Select every line containing the word "name" from the material, and copy those lines.

■ ■ ■ ■

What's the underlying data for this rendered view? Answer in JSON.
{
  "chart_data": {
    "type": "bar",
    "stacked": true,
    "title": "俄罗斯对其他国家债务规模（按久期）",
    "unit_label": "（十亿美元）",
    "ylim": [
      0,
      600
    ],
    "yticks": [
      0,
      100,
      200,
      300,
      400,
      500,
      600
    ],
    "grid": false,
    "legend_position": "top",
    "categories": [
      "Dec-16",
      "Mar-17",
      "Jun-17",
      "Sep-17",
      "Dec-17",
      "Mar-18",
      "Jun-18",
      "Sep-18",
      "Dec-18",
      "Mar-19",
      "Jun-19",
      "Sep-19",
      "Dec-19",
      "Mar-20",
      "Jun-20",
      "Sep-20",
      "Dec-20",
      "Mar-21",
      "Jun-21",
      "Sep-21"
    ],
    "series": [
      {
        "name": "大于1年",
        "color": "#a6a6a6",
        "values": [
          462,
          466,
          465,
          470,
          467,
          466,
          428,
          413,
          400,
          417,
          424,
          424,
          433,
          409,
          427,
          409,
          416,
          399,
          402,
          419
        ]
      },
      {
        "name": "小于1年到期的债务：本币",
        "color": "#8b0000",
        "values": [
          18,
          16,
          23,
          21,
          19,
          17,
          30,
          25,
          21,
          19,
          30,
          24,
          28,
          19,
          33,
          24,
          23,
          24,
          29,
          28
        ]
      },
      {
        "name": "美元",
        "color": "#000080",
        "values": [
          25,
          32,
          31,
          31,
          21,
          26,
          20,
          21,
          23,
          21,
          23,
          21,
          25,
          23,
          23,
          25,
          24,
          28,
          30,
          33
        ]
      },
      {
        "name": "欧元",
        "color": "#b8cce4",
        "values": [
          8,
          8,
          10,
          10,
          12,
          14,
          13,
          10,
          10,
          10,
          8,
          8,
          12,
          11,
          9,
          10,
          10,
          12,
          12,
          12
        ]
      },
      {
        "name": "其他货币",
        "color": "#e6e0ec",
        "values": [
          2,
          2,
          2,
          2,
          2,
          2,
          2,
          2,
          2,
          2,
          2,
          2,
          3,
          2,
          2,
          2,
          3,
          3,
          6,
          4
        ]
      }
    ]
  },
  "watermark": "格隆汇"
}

■ ■ ■ ■

### FINISHED TASK
        "name": "大于1年",
        "name": "小于1年到期的债务：本币",
        "name": "美元",
        "name": "欧元",
        "name": "其他货币",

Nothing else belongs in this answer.